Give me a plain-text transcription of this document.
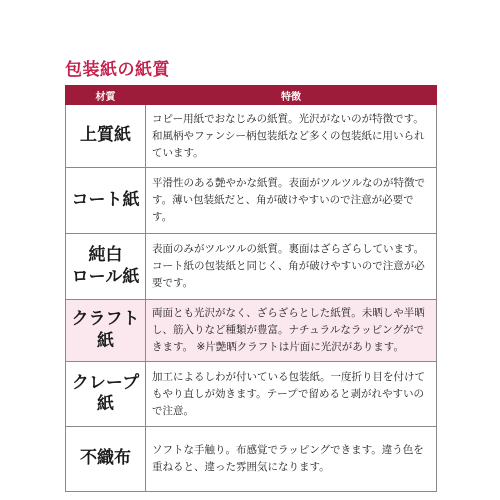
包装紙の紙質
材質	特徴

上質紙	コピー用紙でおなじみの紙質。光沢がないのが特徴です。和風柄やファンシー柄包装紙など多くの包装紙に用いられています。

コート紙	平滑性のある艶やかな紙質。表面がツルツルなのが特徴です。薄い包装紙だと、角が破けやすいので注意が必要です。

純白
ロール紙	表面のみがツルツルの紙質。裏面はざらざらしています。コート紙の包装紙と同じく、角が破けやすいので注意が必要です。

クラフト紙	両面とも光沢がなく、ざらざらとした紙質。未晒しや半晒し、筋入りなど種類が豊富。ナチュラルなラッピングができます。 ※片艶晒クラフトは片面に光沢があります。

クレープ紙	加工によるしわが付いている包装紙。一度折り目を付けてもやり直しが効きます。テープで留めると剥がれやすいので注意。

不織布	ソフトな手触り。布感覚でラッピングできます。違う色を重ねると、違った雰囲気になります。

★ ★ ★ ★

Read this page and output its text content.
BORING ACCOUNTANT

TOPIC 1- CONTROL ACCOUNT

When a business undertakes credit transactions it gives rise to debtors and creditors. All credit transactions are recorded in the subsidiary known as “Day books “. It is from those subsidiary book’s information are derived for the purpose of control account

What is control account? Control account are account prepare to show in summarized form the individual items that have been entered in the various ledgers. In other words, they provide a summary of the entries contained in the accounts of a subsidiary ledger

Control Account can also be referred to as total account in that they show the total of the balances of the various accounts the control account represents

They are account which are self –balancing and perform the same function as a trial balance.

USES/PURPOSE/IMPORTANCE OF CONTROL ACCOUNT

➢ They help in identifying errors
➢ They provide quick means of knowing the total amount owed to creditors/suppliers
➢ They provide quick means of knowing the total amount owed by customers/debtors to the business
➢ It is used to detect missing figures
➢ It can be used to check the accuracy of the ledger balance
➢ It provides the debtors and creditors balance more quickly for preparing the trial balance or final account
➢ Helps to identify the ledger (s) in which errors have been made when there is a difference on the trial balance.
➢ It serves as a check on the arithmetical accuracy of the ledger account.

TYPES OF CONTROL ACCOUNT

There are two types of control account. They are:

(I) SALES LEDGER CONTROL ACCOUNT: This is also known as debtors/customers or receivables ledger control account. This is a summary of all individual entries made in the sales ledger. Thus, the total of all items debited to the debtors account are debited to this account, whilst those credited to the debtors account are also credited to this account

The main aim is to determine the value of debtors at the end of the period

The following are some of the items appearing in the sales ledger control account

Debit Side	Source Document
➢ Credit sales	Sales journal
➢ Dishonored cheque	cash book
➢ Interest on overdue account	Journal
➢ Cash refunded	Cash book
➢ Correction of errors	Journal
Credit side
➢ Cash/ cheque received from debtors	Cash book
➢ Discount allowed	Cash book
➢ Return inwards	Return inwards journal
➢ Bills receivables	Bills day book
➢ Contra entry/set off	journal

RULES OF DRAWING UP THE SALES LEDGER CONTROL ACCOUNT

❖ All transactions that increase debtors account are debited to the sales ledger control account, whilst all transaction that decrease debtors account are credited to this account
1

★ ★ ★ ★

What you need to do
Look through the entries above for the word "that". Copy every line where it shows up.

Problem solution
What is control account? Control account are account prepare to show in summarized form the individual items that have been entered in the various ledgers. In other words, they provide a summary of the entries contained in the accounts of a subsidiary ledger
Control Account can also be referred to as total account in that they show the total of the balances of the various accounts the control account represents
❖ All transactions that increase debtors account are debited to the sales ledger control account, whilst all transaction that decrease debtors account are credited to this account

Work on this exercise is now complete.